= WRITTEN EXERCISE =
Search the material for the string "upon" and copy each line where it occurs.

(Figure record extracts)
⟨
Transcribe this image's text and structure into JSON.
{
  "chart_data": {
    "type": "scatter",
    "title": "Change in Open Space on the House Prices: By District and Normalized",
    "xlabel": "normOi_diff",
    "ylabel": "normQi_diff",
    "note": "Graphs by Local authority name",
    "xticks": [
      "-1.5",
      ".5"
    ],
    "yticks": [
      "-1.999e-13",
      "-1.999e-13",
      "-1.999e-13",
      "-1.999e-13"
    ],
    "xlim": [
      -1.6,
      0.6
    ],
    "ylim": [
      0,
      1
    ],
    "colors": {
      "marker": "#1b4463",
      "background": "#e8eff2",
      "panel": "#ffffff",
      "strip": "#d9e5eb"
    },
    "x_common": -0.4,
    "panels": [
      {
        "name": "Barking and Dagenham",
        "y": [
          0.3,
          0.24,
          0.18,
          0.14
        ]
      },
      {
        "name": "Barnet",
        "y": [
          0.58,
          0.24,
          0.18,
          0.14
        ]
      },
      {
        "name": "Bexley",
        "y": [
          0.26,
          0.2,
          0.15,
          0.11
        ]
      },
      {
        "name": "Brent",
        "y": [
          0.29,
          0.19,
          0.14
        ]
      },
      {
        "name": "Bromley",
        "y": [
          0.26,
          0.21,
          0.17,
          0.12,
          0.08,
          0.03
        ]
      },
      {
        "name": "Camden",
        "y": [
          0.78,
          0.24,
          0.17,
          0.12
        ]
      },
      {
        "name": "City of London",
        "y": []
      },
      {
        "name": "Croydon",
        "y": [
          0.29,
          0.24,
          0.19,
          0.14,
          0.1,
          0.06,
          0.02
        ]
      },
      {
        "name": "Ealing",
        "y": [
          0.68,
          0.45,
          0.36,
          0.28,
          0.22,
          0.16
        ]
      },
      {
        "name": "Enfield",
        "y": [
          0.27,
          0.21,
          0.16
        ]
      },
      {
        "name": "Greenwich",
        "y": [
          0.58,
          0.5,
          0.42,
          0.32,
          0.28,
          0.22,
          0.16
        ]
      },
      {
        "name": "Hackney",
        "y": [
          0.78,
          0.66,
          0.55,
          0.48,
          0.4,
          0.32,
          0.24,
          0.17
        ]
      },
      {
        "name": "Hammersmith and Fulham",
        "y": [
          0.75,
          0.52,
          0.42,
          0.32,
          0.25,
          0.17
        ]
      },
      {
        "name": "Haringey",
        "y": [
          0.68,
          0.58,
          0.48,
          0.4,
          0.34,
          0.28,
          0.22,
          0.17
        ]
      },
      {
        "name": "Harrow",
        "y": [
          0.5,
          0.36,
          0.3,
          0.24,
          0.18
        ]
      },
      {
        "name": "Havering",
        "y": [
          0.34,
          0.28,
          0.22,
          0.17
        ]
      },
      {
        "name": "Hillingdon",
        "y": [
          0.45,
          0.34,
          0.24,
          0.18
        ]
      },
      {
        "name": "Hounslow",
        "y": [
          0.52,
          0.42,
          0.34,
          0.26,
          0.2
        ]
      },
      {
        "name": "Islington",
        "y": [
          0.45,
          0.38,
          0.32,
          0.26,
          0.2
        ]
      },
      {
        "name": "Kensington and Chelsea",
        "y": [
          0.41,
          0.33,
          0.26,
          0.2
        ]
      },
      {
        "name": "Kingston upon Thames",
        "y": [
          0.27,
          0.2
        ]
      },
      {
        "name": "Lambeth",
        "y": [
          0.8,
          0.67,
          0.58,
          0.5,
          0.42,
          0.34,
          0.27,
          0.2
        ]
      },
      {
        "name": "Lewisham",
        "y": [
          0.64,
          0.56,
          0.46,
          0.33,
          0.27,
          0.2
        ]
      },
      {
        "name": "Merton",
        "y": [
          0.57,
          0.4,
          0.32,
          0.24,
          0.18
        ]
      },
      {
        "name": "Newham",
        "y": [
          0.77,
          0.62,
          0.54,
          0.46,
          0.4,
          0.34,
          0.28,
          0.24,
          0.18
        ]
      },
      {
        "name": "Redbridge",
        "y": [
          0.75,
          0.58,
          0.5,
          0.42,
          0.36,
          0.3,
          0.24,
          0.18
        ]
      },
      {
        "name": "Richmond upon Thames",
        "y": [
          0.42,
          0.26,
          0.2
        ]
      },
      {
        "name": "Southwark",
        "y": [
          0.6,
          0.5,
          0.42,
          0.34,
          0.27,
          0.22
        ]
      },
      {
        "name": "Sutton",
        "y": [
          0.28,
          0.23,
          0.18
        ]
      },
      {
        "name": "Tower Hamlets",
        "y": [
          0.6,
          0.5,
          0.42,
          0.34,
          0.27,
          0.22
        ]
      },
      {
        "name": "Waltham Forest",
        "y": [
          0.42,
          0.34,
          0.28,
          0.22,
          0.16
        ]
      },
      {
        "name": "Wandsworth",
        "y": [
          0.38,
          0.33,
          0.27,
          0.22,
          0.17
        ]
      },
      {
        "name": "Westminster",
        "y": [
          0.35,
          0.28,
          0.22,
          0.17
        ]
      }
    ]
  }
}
⟩
= ANSWER TO THE PROBLEM =
        "name": "Kingston upon Thames",
        "name": "Richmond upon Thames",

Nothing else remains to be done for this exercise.